WHAT THE EXERCISE ASKS →
Find each line with the string "name" and report it.

Figure record extracts →

______________________________

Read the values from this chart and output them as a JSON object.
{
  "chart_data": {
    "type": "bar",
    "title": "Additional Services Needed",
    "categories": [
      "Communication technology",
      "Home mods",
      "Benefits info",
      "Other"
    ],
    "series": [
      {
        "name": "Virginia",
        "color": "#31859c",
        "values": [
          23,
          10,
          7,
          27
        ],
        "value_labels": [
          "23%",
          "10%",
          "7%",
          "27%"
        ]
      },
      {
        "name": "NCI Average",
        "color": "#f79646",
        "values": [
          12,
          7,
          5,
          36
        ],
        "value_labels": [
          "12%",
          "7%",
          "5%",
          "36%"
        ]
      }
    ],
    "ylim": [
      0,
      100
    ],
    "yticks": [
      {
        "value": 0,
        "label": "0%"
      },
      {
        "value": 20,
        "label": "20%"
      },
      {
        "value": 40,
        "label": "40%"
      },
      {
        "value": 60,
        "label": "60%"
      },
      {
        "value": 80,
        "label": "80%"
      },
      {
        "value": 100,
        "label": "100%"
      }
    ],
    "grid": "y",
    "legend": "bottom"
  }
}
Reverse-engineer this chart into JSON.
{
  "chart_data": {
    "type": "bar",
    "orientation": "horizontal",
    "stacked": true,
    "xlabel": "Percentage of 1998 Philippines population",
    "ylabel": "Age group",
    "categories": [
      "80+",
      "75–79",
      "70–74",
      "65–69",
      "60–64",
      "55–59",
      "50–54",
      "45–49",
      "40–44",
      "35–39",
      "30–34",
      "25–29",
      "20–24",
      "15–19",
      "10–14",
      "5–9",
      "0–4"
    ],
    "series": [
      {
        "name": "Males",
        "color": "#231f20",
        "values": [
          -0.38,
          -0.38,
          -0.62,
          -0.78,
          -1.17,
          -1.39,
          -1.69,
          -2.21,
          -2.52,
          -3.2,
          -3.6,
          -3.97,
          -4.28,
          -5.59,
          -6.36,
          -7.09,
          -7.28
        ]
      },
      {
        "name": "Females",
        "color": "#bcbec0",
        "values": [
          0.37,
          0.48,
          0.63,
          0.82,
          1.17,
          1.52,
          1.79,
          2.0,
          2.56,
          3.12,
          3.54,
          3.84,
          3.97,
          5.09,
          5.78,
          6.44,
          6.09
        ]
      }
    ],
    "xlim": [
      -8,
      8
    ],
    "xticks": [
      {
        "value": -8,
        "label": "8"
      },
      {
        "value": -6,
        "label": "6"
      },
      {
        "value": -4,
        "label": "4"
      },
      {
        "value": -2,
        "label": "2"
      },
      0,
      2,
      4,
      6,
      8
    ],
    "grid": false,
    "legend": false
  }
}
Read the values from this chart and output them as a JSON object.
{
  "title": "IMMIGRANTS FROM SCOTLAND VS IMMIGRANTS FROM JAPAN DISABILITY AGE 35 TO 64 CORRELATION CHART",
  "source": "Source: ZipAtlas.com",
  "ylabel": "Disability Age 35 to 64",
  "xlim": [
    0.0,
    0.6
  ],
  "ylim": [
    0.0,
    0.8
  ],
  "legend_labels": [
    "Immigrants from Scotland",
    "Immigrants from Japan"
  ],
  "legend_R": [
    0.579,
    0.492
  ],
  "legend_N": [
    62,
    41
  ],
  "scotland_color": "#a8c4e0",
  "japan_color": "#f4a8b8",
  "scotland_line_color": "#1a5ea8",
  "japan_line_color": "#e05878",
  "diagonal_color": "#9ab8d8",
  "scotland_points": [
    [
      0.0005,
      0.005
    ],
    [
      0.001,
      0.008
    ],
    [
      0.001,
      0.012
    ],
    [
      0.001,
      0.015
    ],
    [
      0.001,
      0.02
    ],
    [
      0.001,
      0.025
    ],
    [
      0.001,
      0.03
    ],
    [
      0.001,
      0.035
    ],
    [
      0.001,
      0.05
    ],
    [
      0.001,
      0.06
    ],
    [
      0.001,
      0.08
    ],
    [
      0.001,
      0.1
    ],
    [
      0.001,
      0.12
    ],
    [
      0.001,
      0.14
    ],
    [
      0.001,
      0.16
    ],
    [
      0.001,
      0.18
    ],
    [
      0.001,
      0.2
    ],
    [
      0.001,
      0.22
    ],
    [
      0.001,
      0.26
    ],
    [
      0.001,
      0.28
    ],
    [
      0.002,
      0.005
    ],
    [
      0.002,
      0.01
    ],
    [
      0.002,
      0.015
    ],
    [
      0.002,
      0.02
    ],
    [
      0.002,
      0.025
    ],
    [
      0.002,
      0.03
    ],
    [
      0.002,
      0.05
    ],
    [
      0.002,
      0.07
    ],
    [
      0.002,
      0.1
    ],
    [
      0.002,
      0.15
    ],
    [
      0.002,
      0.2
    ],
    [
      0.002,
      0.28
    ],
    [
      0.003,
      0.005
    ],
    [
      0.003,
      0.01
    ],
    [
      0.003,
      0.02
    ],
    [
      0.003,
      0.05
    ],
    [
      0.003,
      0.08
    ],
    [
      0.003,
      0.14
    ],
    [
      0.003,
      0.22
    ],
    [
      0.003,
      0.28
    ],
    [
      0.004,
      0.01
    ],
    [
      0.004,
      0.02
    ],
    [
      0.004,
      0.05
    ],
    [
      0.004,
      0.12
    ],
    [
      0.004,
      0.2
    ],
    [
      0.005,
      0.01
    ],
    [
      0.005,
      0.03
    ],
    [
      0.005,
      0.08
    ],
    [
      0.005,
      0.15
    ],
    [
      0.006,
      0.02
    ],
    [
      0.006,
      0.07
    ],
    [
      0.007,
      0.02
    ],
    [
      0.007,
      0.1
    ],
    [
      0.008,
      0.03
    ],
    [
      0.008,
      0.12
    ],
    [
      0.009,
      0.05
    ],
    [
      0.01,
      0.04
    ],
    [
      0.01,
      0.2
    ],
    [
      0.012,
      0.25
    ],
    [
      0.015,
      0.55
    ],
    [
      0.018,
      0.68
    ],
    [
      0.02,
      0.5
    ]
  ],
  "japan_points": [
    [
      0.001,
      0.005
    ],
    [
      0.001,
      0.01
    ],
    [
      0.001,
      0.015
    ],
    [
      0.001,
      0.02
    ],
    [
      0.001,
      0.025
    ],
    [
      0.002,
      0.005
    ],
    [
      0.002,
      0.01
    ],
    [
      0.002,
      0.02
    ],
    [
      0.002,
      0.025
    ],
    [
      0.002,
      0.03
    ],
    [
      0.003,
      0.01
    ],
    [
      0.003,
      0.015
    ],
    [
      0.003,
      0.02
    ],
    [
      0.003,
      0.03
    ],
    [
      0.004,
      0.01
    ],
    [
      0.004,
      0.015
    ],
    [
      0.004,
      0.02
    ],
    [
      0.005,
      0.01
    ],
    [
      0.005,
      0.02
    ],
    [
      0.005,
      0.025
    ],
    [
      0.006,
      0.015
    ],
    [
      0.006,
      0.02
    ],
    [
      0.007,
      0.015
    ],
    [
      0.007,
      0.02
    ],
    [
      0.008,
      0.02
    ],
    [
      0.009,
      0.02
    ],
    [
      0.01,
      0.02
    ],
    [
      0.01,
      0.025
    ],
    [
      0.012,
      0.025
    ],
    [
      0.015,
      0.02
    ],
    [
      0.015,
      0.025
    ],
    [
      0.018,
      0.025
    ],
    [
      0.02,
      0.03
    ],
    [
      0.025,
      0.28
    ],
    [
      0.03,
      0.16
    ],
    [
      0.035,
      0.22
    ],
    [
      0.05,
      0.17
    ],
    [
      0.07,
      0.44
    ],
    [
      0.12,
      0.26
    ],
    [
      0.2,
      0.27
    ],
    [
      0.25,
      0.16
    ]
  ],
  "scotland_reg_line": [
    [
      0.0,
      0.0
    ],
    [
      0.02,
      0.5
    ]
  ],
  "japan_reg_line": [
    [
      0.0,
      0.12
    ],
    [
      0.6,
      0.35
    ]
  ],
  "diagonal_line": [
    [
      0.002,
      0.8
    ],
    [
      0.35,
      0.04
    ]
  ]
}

______________________________

WRITTEN ANSWER →
        "name": "Virginia",
        "name": "NCI Average",
        "name": "Males",
        "name": "Females",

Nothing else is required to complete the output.